DATA SUPPLIED:
▼
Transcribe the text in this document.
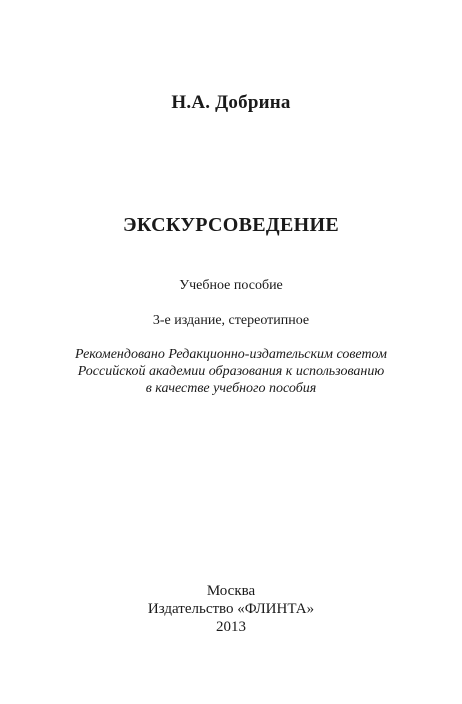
Н.А. Добрина

ЭКСКУРСОВЕДЕНИЕ

Учебное пособие

3-е издание, стереотипное

Рекомендовано Редакционно-издательским советом
Российской академии образования к использованию
в качестве учебного пособия
Москва
Издательство «ФЛИНТА»
2013
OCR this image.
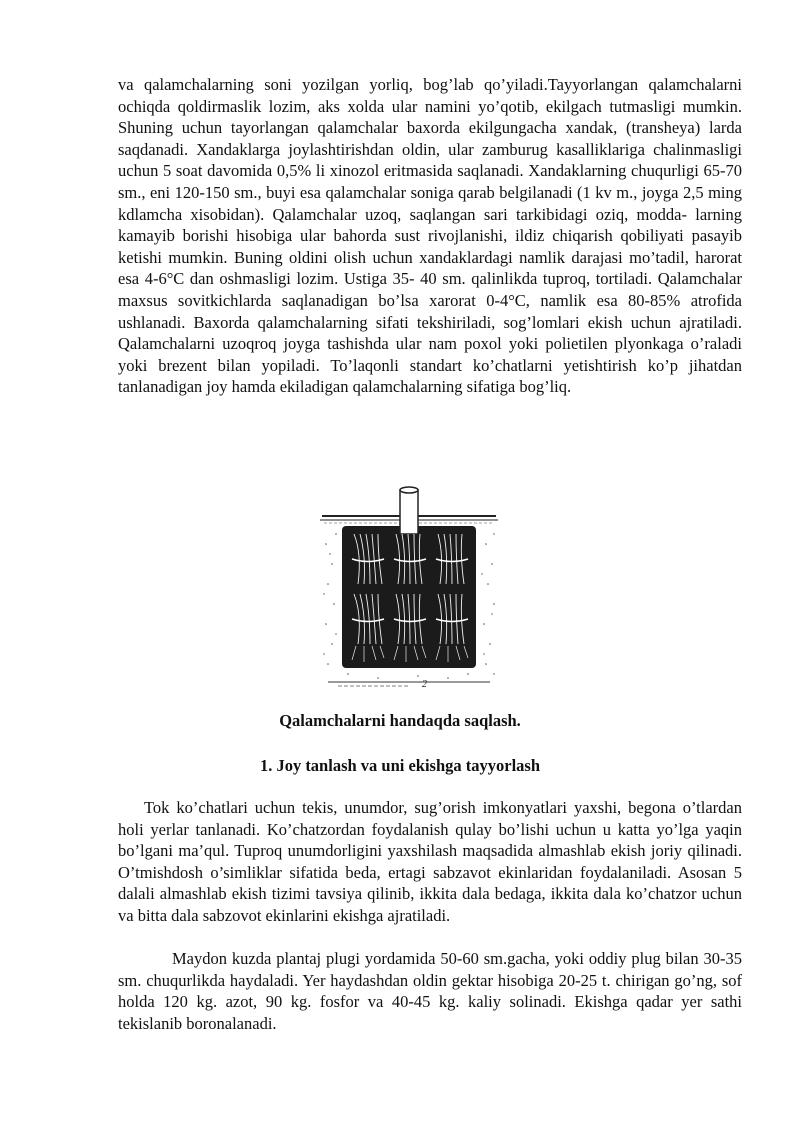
va qalamchalarning soni yozilgan yorliq, bog’lab qo’yiladi.Tayyorlangan qalamchalarni ochiqda qoldirmaslik lozim, aks xolda ular namini yo’qotib, ekilgach tutmasligi mumkin. Shuning uchun tayorlangan qalamchalar baxorda ekilgungacha xandak, (transheya) larda saqdanadi. Xandaklarga joylashtirishdan oldin, ular zamburug kasalliklariga chalinmasligi uchun 5 soat davomida 0,5% li xinozol eritmasida saqlanadi. Xandaklarning chuqurligi 65-70 sm., eni 120-150 sm., buyi esa qalamchalar soniga qarab belgilanadi (1 kv m., joyga 2,5 ming kdlamcha xisobidan). Qalamchalar uzoq, saqlangan sari tarkibidagi oziq, modda- larning kamayib borishi hisobiga ular bahorda sust rivojlanishi, ildiz chiqarish qobiliyati pasayib ketishi mumkin. Buning oldini olish uchun xandaklardagi namlik darajasi mo’tadil, harorat esa 4-6°C dan oshmasligi lozim. Ustiga 35- 40 sm. qalinlikda tuproq, tortiladi. Qalamchalar maxsus sovitkichlarda saqlanadigan bo’lsa xarorat 0-4°C, namlik esa 80-85% atrofida ushlanadi. Baxorda qalamchalarning sifati tekshiriladi, sog’lomlari ekish uchun ajratiladi. Qalamchalarni uzoqroq joyga tashishda ular nam poxol yoki polietilen plyonkaga o’raladi yoki brezent bilan yopiladi. To’laqonli standart ko’chatlarni yetishtirish ko’p jihatdan tanlanadigan joy hamda ekiladigan qalamchalarning sifatiga bog’liq.

2

Qalamchalarni handaqda saqlash.

1. Joy tanlash va uni ekishga tayyorlash

Tok ko’chatlari uchun tekis, unumdor, sug’orish imkonyatlari yaxshi, begona o’tlardan holi yerlar tanlanadi. Ko’chatzordan foydalanish qulay bo’lishi uchun u katta yo’lga yaqin bo’lgani ma’qul. Tuproq unumdorligini yaxshilash maqsadida almashlab ekish joriy qilinadi. O’tmishdosh o’simliklar sifatida beda, ertagi sabzavot ekinlaridan foydalaniladi. Asosan 5 dalali almashlab ekish tizimi tavsiya qilinib, ikkita dala bedaga, ikkita dala ko’chatzor uchun va bitta dala sabzovot ekinlarini ekishga ajratiladi.

Maydon kuzda plantaj plugi yordamida 50-60 sm.gacha, yoki oddiy plug bilan 30-35 sm. chuqurlikda haydaladi. Yer haydashdan oldin gektar hisobiga 20-25 t. chirigan go’ng, sof holda 120 kg. azot, 90 kg. fosfor va 40-45 kg. kaliy solinadi. Ekishga qadar yer sathi tekislanib boronalanadi.
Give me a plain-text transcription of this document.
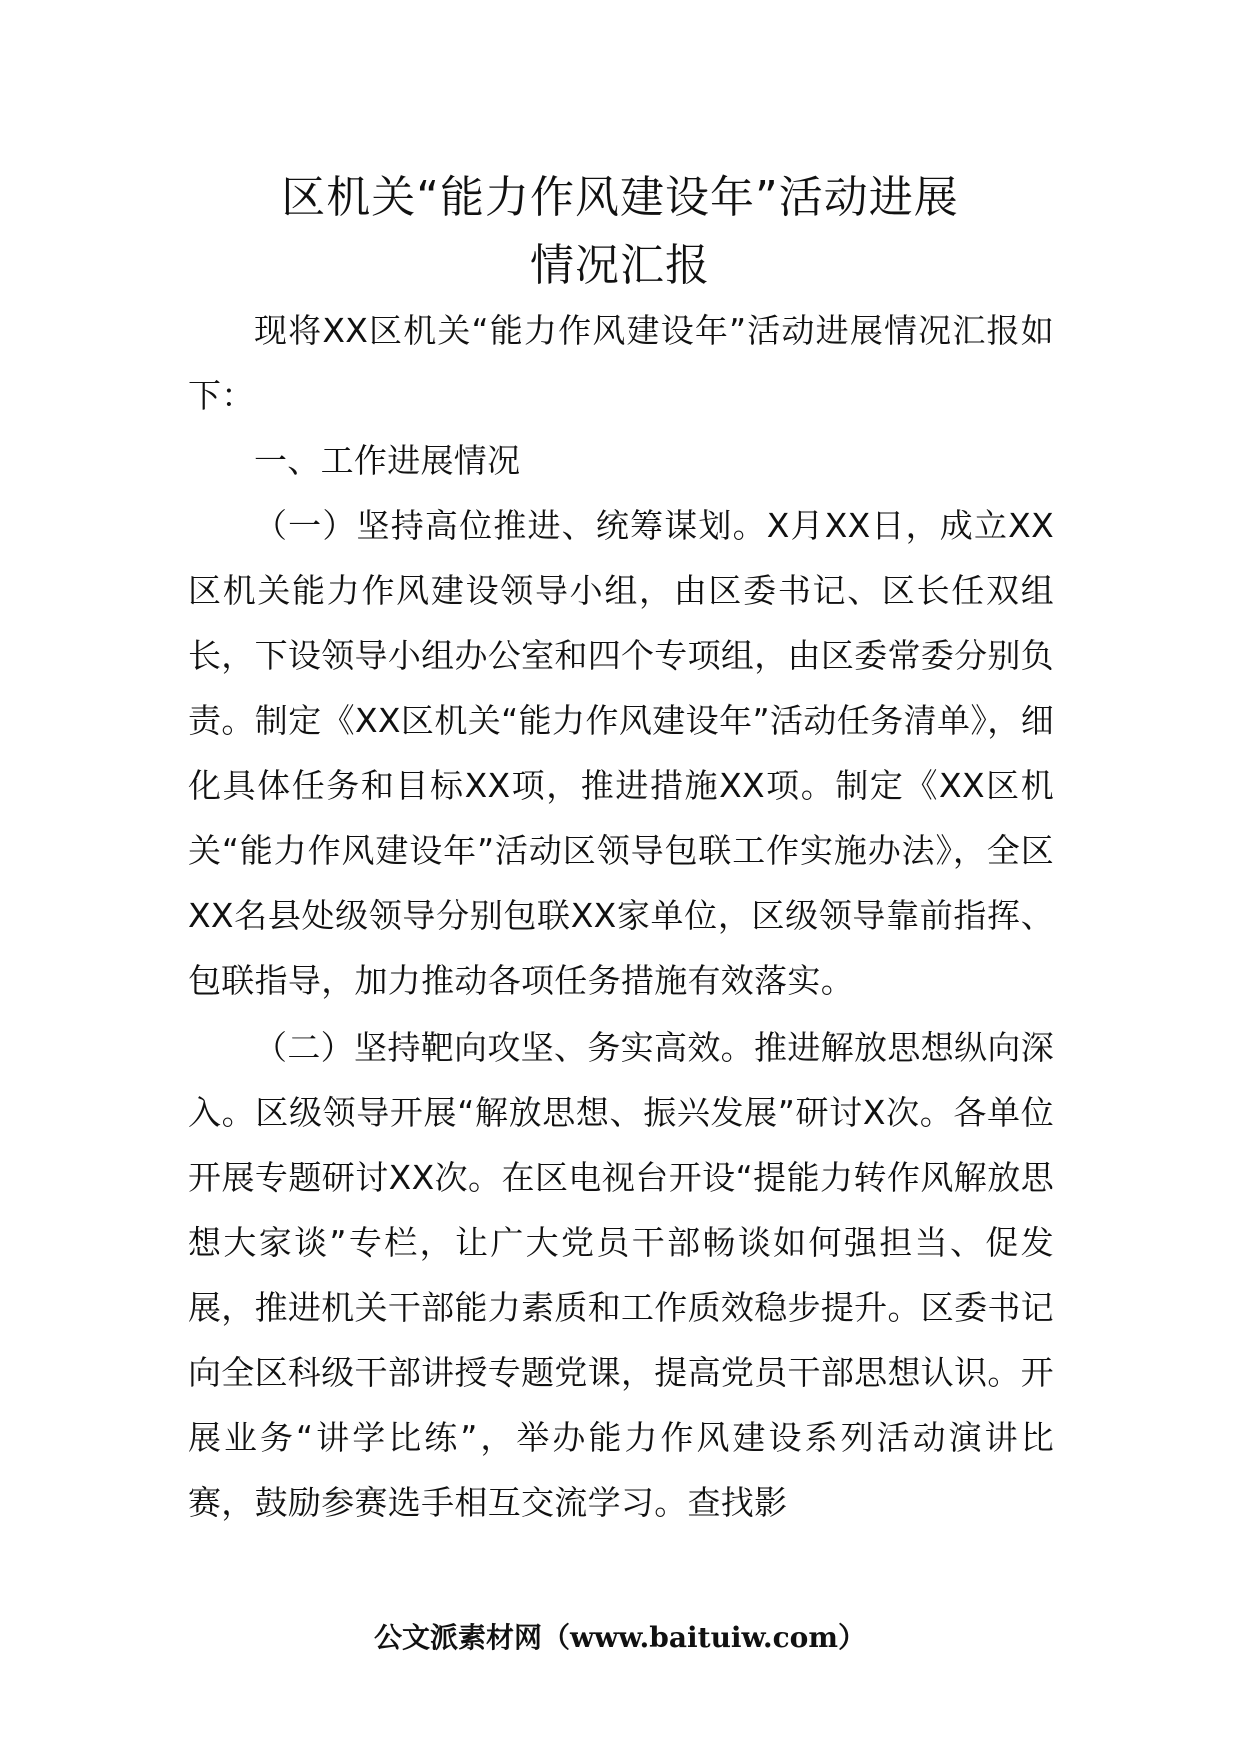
区机关“能力作风建设年”活动进展
情况汇报

现将XX区机关“能力作风建设年”活动进展情况汇报如下：

一、工作进展情况

（一）坚持高位推进、统筹谋划。X月XX日，成立XX区机关能力作风建设领导小组，由区委书记、区长任双组长，下设领导小组办公室和四个专项组，由区委常委分别负责。制定《XX区机关“能力作风建设年”活动任务清单》，细化具体任务和目标XX项，推进措施XX项。制定《XX区机关“能力作风建设年”活动区领导包联工作实施办法》，全区XX名县处级领导分别包联XX家单位，区级领导靠前指挥、包联指导，加力推动各项任务措施有效落实。

（二）坚持靶向攻坚、务实高效。推进解放思想纵向深入。区级领导开展“解放思想、振兴发展”研讨X次。各单位开展专题研讨XX次。在区电视台开设“提能力转作风解放思想大家谈”专栏，让广大党员干部畅谈如何强担当、促发展，推进机关干部能力素质和工作质效稳步提升。区委书记向全区科级干部讲授专题党课，提高党员干部思想认识。开展业务“讲学比练”，举办能力作风建设系列活动演讲比赛，鼓励参赛选手相互交流学习。查找影

公文派素材网（www.baituiw.com）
▲
EXERCISE BRIEF: From the listing above, pick out every line containing "ajratiladi".

TASK RESULT:
va qalamchalarning soni yozilgan yorliq, bog’lab qo’yiladi.Tayyorlangan qalamchalarni ochiqda qoldirmaslik lozim, aks xolda ular namini yo’qotib, ekilgach tutmasligi mumkin. Shuning uchun tayorlangan qalamchalar baxorda ekilgungacha xandak, (transheya) larda saqdanadi. Xandaklarga joylashtirishdan oldin, ular zamburug kasalliklariga chalinmasligi uchun 5 soat davomida 0,5% li xinozol eritmasida saqlanadi. Xandaklarning chuqurligi 65-70 sm., eni 120-150 sm., buyi esa qalamchalar soniga qarab belgilanadi (1 kv m., joyga 2,5 ming kdlamcha xisobidan). Qalamchalar uzoq, saqlangan sari tarkibidagi oziq, modda- larning kamayib borishi hisobiga ular bahorda sust rivojlanishi, ildiz chiqarish qobiliyati pasayib ketishi mumkin. Buning oldini olish uchun xandaklardagi namlik darajasi mo’tadil, harorat esa 4-6°C dan oshmasligi lozim. Ustiga 35- 40 sm. qalinlikda tuproq, tortiladi. Qalamchalar maxsus sovitkichlarda saqlanadigan bo’lsa xarorat 0-4°C, namlik esa 80-85% atrofida ushlanadi. Baxorda qalamchalarning sifati tekshiriladi, sog’lomlari ekish uchun ajratiladi. Qalamchalarni uzoqroq joyga tashishda ular nam poxol yoki polietilen plyonkaga o’raladi yoki brezent bilan yopiladi. To’laqonli standart ko’chatlarni yetishtirish ko’p jihatdan tanlanadigan joy hamda ekiladigan qalamchalarning sifatiga bog’liq.
Tok ko’chatlari uchun tekis, unumdor, sug’orish imkonyatlari yaxshi, begona o’tlardan holi yerlar tanlanadi. Ko’chatzordan foydalanish qulay bo’lishi uchun u katta yo’lga yaqin bo’lgani ma’qul. Tuproq unumdorligini yaxshilash maqsadida almashlab ekish joriy qilinadi. O’tmishdosh o’simliklar sifatida beda, ertagi sabzavot ekinlaridan foydalaniladi. Asosan 5 dalali almashlab ekish tizimi tavsiya qilinib, ikkita dala bedaga, ikkita dala ko’chatzor uchun va bitta dala sabzovot ekinlarini ekishga ajratiladi.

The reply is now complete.